:: TEXT BLOCK

52ft Malcolm Tennant designed Power Catamaran
52ft Malcolm Tennant designed Power Catamaran

Malcolm Tennant: Yacht DesignerFor some fifteen years now, Malcolm Tennant has been designing power boats that combine something of the old and something of the very new.

To make a leap forward in comfort and economy, Malcolm looked back to the close of the 19th century and the early years of the 20th. Malcolm Tennant accepted the powerboat wisdom of that time and used it in the designing of very modern power catamarans that can have very much more living space than their monohull cousins, and that easily surpass them in comfort and economy.

"The Power of Multihulls" magazine calls Malcolm Tennant one of today's foremost power catamaran designers.

Let's Get Technical...Froudes Law Revisited 

When we take a closer look at the science behind the design, we start first with Froudes Law. Current thinking has it that to go fast in smaller craft, it is necessary to plane. This is because the usual monohull displacement craft is restricted to a speed of approximately 1.34 times the square root of their waterline length [Froudes Law].

To drive a normal displacement vessel faster than this requires an inordinate amount of horsepower and may even lead to the vessels foundering in their bow and stern waves, or rolling their gunwales under from the enormous torque produced.

Planing is a way of circumventing Froudes Law by getting the vessel to plane on top of the water where the wave making drag is no longer a restriction on their performance.

However, planing craft do need to be relatively light (ie: have good power to weight ratios, and planing surface area to weight ratios) and can prove to be very inefficient when they are not planing. In fact, they are not as economical to run at some speeds as is a displacement craft.

::::
:: DATA LISTING

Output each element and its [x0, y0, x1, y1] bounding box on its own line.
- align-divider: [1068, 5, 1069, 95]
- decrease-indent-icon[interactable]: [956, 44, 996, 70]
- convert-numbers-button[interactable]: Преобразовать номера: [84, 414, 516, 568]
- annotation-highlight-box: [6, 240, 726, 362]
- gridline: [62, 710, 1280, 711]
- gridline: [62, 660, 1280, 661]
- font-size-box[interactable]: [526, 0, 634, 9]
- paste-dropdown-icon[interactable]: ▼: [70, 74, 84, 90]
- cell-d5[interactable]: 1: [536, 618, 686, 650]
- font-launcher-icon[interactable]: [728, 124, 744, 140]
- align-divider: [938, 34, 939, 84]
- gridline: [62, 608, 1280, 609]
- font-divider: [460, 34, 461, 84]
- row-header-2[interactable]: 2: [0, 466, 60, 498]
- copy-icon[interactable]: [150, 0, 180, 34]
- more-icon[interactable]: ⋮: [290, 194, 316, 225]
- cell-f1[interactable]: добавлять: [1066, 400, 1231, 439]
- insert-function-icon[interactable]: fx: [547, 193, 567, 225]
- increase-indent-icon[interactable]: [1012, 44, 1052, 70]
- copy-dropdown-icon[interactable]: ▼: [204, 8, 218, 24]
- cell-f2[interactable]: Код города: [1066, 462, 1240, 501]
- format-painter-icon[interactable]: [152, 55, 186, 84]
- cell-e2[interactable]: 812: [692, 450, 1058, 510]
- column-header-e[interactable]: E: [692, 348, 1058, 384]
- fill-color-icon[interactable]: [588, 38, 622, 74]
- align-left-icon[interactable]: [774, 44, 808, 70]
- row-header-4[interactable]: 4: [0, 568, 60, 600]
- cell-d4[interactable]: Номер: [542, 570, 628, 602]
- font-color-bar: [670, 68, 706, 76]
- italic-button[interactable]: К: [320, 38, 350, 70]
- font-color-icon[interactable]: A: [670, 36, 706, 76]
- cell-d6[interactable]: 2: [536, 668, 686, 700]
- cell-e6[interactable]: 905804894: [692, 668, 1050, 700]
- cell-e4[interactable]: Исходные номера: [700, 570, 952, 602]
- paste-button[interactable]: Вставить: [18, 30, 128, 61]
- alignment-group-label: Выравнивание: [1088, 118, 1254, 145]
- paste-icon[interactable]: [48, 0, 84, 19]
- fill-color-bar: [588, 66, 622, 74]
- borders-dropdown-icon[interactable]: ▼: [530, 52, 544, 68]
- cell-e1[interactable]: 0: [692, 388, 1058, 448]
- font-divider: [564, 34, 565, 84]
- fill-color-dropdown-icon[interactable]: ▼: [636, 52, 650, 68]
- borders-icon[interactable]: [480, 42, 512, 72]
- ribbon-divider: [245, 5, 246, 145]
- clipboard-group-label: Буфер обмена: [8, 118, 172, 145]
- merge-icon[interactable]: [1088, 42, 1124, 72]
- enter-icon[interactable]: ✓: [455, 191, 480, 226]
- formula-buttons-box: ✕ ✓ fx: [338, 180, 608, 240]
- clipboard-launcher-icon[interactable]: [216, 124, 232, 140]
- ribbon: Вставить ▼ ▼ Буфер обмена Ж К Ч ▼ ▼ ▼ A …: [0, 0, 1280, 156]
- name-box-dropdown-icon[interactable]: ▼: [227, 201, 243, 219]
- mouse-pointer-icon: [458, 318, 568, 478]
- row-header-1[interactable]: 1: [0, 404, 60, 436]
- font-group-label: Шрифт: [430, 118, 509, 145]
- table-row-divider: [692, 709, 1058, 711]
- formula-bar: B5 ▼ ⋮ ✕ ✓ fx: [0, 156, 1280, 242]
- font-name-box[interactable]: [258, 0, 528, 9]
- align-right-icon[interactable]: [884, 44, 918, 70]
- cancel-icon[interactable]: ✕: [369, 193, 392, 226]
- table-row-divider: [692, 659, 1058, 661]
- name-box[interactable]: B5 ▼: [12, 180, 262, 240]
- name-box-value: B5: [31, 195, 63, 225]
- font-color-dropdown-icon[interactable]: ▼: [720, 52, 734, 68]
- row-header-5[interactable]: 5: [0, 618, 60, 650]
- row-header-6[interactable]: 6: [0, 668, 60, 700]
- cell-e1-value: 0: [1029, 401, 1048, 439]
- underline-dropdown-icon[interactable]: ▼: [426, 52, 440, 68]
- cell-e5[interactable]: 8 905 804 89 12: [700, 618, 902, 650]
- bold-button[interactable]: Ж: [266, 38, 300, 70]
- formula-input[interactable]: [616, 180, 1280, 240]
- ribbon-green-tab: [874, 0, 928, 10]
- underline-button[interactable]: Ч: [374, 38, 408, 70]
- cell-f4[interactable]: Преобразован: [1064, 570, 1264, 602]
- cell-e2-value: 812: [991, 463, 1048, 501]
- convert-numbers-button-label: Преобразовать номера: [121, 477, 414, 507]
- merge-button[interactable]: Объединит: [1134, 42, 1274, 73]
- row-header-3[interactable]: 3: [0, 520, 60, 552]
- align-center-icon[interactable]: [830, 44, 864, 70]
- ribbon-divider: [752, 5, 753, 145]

::::

Retype the passage on Malcolm Tennant's power catamarans, starting at the words "Let's Get Technical...Froudes" and ending after "length [Froudes Law].".

Let's Get Technical...Froudes Law Revisited 

When we take a closer look at the science behind the design, we start first with Froudes Law. Current thinking has it that to go fast in smaller craft, it is necessary to plane. This is because the usual monohull displacement craft is restricted to a speed of approximately 1.34 times the square root of their waterline length [Froudes Law].